Stored items from a collection
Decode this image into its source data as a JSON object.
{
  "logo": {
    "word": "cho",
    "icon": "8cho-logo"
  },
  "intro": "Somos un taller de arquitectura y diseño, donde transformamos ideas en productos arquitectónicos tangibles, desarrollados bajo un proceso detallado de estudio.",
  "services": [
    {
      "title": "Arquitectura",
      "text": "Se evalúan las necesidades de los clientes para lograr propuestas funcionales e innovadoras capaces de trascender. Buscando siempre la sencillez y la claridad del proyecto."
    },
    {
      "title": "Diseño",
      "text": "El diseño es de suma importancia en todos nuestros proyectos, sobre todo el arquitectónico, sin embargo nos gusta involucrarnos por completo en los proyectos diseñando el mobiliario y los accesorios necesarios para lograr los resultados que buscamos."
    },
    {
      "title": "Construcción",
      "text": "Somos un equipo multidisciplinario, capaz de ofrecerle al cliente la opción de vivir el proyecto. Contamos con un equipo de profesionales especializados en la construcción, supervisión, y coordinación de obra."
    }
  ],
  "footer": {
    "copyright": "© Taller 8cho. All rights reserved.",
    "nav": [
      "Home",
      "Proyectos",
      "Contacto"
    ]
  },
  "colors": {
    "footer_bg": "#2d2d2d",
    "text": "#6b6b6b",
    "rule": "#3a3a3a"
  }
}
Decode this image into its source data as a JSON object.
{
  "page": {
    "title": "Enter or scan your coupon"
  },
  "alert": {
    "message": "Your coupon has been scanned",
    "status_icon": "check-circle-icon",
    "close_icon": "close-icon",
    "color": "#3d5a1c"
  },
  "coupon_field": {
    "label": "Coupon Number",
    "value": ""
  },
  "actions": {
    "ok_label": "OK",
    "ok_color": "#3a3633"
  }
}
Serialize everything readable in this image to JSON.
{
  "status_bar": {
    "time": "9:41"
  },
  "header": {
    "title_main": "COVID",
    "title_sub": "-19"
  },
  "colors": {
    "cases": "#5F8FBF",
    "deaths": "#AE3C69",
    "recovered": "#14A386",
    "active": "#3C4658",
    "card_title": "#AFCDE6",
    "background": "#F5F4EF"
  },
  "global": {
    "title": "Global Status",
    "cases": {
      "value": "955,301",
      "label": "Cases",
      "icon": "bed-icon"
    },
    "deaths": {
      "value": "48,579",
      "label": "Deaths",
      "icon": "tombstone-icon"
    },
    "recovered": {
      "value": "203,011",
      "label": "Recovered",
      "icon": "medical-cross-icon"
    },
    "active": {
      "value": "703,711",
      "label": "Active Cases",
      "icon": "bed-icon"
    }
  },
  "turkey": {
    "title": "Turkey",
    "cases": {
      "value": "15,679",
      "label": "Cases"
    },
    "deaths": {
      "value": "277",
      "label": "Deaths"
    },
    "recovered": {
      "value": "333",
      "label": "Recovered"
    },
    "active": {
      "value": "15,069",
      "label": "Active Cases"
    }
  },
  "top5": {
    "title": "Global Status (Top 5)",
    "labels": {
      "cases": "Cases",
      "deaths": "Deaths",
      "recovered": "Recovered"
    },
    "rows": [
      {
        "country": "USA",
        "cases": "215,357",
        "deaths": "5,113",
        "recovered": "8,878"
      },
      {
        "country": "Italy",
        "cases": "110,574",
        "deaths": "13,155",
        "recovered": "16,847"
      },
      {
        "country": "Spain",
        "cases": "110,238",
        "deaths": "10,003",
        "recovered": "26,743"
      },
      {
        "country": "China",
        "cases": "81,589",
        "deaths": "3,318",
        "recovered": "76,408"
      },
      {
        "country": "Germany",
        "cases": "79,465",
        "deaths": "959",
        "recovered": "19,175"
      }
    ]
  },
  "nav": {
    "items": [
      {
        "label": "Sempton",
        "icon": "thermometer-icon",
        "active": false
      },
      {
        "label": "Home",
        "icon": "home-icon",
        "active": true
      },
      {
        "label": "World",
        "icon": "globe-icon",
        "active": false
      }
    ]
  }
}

### Work to do
Which lines of the material contain the string "Somos"? List each of them.

### Written solution
  "intro": "Somos un taller de arquitectura y diseño, donde transformamos ideas en productos arquitectónicos tangibles, desarrollados bajo un proceso detallado de estudio.",
      "text": "Somos un equipo multidisciplinario, capaz de ofrecerle al cliente la opción de vivir el proyecto. Contamos con un equipo de profesionales especializados en la construcción, supervisión, y coordinación de obra."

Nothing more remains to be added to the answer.